Exercise aim = Which lines of the records contain "strong"? Collect every one of them.

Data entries
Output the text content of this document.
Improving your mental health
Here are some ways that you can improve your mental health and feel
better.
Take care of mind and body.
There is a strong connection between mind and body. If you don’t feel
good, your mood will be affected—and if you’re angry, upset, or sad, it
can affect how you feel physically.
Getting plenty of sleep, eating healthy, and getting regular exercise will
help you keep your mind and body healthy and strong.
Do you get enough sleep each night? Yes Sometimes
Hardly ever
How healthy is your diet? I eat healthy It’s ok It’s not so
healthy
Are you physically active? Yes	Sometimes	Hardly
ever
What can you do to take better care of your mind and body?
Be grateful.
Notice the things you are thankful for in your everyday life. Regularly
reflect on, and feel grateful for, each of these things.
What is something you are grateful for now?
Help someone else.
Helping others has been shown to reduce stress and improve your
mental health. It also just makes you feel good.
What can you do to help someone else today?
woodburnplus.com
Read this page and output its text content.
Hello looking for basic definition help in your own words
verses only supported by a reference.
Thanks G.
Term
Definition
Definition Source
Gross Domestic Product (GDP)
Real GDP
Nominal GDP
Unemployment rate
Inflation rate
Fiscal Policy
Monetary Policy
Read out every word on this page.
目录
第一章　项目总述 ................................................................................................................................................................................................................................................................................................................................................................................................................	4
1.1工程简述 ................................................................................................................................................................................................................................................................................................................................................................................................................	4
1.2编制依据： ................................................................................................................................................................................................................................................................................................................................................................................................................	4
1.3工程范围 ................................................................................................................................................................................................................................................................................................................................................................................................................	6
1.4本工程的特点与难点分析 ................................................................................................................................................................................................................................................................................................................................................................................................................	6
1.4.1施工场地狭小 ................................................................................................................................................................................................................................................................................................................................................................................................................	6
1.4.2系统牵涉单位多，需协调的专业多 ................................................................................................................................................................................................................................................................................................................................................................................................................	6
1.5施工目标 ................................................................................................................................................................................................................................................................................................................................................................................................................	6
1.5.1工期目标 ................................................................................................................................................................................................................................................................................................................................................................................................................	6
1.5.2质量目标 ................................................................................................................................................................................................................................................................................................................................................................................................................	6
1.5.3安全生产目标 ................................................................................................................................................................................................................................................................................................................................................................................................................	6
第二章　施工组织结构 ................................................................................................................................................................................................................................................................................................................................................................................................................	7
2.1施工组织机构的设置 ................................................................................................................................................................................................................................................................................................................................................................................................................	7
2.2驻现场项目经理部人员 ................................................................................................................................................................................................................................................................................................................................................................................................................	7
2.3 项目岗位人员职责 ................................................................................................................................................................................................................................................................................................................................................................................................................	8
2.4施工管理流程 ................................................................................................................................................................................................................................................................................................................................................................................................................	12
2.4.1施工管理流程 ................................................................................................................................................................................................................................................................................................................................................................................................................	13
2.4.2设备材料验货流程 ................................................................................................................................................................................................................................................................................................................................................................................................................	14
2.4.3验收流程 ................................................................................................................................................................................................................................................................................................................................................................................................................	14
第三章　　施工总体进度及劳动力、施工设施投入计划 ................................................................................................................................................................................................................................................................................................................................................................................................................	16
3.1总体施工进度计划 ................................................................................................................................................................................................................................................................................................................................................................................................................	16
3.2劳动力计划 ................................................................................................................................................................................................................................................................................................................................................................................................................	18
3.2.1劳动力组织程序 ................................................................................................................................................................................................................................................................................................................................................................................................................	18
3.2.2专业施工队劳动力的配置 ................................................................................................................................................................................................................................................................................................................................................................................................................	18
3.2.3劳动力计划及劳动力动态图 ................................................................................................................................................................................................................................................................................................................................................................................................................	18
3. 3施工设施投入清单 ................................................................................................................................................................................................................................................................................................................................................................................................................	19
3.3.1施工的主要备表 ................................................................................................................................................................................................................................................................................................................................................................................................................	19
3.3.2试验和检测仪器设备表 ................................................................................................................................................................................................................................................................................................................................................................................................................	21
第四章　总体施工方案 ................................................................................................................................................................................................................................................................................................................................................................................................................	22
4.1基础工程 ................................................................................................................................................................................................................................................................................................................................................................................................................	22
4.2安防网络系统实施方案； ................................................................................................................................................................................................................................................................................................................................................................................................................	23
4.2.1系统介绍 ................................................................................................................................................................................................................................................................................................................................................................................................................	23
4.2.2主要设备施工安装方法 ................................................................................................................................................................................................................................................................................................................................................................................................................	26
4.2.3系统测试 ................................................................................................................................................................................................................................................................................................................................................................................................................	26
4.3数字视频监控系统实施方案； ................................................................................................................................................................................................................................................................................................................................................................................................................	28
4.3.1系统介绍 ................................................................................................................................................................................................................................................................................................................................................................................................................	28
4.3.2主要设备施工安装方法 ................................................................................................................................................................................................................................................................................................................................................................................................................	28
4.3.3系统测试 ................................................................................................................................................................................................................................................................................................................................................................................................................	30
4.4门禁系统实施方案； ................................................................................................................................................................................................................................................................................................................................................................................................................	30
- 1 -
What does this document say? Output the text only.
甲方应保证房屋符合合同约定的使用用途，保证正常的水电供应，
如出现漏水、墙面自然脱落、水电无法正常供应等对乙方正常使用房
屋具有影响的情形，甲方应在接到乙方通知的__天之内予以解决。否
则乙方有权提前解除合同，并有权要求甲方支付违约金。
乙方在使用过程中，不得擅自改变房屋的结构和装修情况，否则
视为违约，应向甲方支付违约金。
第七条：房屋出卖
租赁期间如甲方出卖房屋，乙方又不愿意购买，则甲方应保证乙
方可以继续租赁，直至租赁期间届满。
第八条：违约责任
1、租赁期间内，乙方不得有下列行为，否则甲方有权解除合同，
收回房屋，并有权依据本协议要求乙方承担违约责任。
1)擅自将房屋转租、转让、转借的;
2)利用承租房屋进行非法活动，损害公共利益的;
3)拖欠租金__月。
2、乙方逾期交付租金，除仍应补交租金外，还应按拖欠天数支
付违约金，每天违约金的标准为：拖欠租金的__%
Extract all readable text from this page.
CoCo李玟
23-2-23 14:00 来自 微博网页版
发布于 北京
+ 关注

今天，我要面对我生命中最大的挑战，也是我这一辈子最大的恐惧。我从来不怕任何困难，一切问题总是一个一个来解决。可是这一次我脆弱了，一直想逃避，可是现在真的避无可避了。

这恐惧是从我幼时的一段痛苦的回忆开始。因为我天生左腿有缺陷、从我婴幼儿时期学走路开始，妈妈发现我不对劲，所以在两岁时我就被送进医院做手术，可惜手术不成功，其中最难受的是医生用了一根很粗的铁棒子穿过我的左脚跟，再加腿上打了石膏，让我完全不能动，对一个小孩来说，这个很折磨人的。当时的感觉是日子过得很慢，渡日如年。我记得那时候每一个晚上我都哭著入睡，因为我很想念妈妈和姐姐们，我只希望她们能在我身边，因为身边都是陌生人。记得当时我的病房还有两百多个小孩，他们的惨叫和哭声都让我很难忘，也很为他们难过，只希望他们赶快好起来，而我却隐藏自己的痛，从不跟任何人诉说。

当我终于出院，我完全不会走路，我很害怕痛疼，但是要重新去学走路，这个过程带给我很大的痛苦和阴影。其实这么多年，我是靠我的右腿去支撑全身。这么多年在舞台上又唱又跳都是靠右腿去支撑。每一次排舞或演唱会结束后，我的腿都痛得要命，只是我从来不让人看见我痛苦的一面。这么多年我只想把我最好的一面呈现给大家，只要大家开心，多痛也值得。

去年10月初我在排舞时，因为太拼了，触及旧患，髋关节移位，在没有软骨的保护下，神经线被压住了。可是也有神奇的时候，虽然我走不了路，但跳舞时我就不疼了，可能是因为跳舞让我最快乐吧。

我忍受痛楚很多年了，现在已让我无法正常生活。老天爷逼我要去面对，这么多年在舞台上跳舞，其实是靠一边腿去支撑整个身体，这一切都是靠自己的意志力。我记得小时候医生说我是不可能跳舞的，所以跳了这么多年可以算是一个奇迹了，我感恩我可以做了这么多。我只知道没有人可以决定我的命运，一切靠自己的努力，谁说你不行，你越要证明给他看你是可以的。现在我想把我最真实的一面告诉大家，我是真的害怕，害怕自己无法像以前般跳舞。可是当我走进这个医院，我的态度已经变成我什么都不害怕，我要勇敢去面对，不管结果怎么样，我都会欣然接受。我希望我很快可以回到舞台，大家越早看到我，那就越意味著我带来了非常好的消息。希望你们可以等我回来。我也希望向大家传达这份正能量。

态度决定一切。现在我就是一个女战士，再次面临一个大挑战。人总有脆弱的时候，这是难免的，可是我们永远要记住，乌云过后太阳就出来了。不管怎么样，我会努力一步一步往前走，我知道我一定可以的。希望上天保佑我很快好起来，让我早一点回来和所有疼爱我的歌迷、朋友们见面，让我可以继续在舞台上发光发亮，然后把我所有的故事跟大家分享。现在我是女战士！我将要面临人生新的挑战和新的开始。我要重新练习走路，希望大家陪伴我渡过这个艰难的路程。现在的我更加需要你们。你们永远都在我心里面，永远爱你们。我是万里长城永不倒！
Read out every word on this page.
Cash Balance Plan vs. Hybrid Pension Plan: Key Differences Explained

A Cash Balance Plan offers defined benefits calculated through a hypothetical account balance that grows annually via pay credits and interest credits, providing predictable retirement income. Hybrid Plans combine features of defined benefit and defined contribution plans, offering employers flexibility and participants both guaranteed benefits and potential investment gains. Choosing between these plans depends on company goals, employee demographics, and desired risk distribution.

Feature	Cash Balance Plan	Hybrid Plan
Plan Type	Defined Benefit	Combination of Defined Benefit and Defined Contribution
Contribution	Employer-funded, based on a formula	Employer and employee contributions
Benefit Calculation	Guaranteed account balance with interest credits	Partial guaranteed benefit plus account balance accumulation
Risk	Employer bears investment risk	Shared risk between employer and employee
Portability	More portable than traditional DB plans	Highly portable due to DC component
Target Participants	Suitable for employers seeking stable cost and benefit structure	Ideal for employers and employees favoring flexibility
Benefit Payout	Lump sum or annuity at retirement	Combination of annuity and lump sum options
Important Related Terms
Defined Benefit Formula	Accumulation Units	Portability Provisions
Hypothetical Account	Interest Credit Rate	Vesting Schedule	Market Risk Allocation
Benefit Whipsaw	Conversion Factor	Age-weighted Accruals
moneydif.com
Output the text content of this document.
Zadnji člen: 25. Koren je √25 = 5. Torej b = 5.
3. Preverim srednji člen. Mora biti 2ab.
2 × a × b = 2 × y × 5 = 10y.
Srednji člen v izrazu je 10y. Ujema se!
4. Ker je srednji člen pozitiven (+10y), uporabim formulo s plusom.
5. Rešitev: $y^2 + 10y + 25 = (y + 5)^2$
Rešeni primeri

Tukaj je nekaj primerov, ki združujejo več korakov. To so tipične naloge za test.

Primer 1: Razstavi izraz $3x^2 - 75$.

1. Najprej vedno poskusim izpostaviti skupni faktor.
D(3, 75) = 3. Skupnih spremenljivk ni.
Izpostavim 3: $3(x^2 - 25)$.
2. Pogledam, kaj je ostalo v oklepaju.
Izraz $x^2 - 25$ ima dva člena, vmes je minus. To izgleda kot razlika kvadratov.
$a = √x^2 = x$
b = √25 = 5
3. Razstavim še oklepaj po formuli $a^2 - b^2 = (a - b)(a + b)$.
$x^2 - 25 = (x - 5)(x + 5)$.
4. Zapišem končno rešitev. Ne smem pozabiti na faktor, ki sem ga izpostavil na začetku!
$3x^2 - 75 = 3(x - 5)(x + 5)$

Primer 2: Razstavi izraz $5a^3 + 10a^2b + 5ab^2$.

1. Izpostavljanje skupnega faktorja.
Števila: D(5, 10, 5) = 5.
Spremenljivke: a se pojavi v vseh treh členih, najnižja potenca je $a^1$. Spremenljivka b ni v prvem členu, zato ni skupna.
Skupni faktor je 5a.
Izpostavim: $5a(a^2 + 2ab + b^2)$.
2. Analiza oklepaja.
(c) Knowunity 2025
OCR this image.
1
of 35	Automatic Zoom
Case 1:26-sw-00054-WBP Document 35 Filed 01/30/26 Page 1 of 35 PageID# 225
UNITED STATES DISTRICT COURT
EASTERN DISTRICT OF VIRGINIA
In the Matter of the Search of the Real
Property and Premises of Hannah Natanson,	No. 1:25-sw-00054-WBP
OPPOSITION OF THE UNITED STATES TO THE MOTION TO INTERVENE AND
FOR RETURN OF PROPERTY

Task response =
There is a strong connection between mind and body. If you don’t feel
help you keep your mind and body healthy and strong.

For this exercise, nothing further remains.